[START]
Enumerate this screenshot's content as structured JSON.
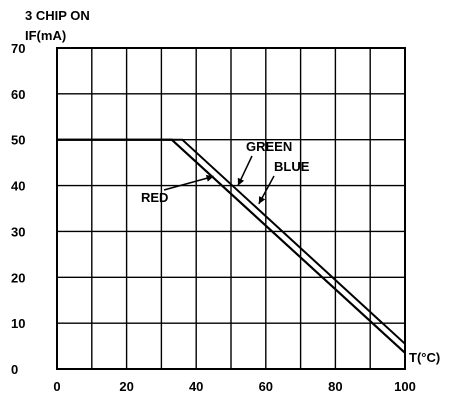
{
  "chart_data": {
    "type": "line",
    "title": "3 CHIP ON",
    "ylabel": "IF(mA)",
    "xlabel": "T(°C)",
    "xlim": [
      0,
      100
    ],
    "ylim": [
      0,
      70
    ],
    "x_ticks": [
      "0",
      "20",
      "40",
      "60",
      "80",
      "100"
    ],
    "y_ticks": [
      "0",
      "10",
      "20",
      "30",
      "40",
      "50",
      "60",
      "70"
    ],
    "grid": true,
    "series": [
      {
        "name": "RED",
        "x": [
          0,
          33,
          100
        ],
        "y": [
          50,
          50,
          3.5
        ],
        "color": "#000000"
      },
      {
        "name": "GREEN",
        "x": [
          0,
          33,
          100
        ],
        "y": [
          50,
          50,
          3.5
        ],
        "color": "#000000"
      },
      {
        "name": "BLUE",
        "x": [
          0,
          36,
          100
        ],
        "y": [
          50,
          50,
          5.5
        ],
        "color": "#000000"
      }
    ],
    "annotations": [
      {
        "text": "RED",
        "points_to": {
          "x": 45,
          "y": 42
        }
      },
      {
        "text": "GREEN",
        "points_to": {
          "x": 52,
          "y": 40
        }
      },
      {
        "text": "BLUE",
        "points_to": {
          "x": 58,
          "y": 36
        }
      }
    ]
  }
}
[END]
YOUR TASK: Retype every entry verbatim and exclude the pictures from the copy.

THE COMPLETED TASK:
Enumerate this screenshot's content as structured JSON.
{
  "chart_data": {
    "type": "line",
    "title": "3 CHIP ON",
    "ylabel": "IF(mA)",
    "xlabel": "T(°C)",
    "xlim": [
      0,
      100
    ],
    "ylim": [
      0,
      70
    ],
    "x_ticks": [
      "0",
      "20",
      "40",
      "60",
      "80",
      "100"
    ],
    "y_ticks": [
      "0",
      "10",
      "20",
      "30",
      "40",
      "50",
      "60",
      "70"
    ],
    "grid": true,
    "series": [
      {
        "name": "RED",
        "x": [
          0,
          33,
          100
        ],
        "y": [
          50,
          50,
          3.5
        ],
        "color": "#000000"
      },
      {
        "name": "GREEN",
        "x": [
          0,
          33,
          100
        ],
        "y": [
          50,
          50,
          3.5
        ],
        "color": "#000000"
      },
      {
        "name": "BLUE",
        "x": [
          0,
          36,
          100
        ],
        "y": [
          50,
          50,
          5.5
        ],
        "color": "#000000"
      }
    ],
    "annotations": [
      {
        "text": "RED",
        "points_to": {
          "x": 45,
          "y": 42
        }
      },
      {
        "text": "GREEN",
        "points_to": {
          "x": 52,
          "y": 40
        }
      },
      {
        "text": "BLUE",
        "points_to": {
          "x": 58,
          "y": 36
        }
      }
    ]
  }
}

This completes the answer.